═════ Records supplied
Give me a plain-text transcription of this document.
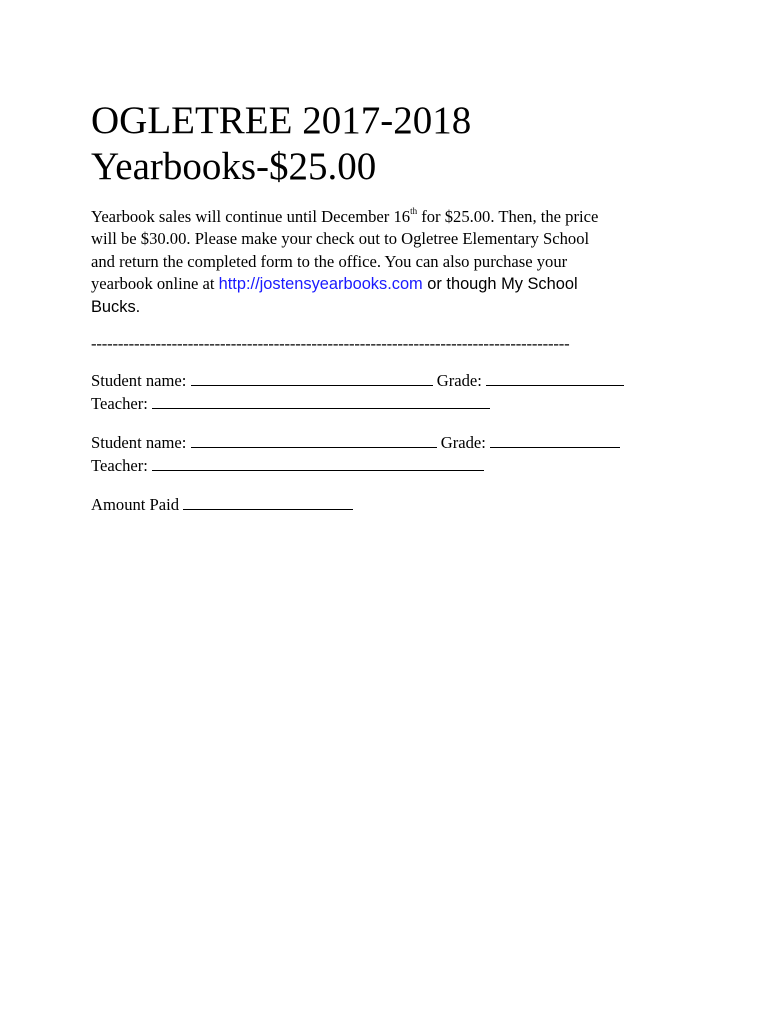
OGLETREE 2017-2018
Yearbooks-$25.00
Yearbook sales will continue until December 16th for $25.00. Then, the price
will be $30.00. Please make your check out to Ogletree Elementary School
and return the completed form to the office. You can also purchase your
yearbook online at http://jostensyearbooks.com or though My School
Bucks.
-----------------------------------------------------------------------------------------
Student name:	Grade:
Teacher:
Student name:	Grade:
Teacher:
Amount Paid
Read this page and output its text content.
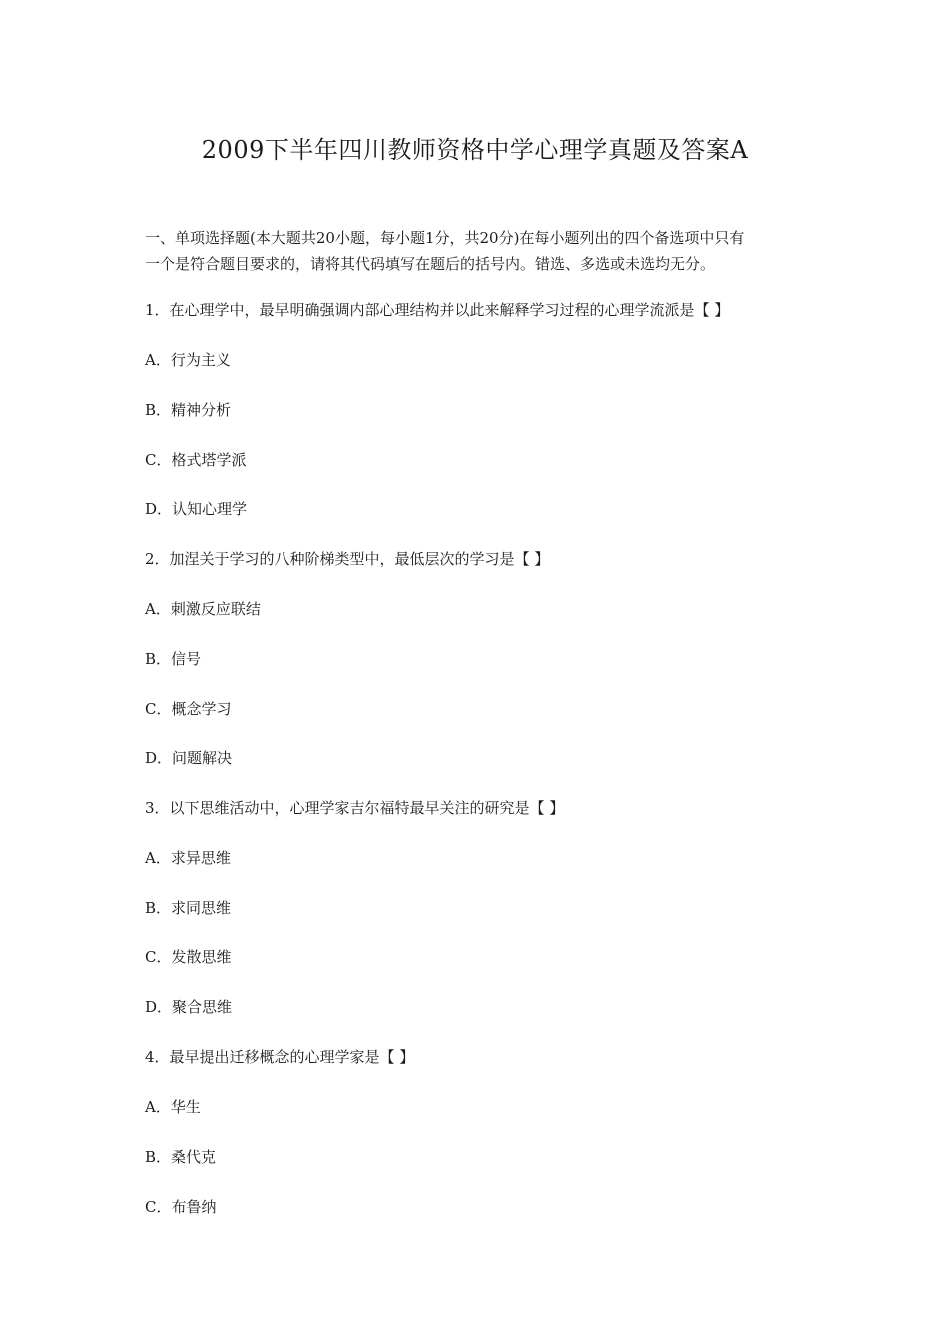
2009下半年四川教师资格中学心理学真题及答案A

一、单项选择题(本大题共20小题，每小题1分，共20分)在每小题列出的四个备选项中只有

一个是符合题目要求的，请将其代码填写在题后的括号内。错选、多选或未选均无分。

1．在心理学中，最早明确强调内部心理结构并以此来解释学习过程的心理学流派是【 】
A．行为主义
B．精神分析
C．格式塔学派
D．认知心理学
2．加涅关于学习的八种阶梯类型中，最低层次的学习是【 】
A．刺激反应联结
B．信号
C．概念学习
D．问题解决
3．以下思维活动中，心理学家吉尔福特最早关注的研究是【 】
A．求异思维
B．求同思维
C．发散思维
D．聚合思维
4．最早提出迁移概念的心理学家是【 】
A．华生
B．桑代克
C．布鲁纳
══════════
### Your instructions
Reproduce each line word for word and drop the pictures.

### Written response
Give me a plain-text transcription of this document.
OGLETREE 2017-2018
Yearbooks-$25.00
Yearbook sales will continue until December 16th for $25.00. Then, the price
will be $30.00. Please make your check out to Ogletree Elementary School
and return the completed form to the office. You can also purchase your
yearbook online at http://jostensyearbooks.com or though My School
Bucks.
-----------------------------------------------------------------------------------------
Student name:	Grade:
Teacher:
Student name:	Grade:
Teacher:
Amount Paid
Read this page and output its text content.
2009下半年四川教师资格中学心理学真题及答案A

一、单项选择题(本大题共20小题，每小题1分，共20分)在每小题列出的四个备选项中只有

一个是符合题目要求的，请将其代码填写在题后的括号内。错选、多选或未选均无分。

1．在心理学中，最早明确强调内部心理结构并以此来解释学习过程的心理学流派是【 】
A．行为主义
B．精神分析
C．格式塔学派
D．认知心理学
2．加涅关于学习的八种阶梯类型中，最低层次的学习是【 】
A．刺激反应联结
B．信号
C．概念学习
D．问题解决
3．以下思维活动中，心理学家吉尔福特最早关注的研究是【 】
A．求异思维
B．求同思维
C．发散思维
D．聚合思维
4．最早提出迁移概念的心理学家是【 】
A．华生
B．桑代克
C．布鲁纳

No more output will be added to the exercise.